SHORT EXERCISE -
Check every line of the entries below for the word "color", and copy the ones that have it.

## BEGIN DATASET RECORDS

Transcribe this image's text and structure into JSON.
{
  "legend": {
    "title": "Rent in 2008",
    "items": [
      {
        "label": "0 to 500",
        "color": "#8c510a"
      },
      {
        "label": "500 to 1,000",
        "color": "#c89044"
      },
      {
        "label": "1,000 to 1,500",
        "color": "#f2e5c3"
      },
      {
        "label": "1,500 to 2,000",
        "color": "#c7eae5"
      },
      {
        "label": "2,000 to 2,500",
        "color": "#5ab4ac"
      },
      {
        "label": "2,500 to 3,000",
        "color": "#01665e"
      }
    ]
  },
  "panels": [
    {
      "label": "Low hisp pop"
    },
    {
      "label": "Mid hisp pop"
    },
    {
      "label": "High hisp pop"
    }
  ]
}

## END DATASET RECORDS

RESULT -
        "color": "#8c510a"
        "color": "#c89044"
        "color": "#f2e5c3"
        "color": "#c7eae5"
        "color": "#5ab4ac"
        "color": "#01665e"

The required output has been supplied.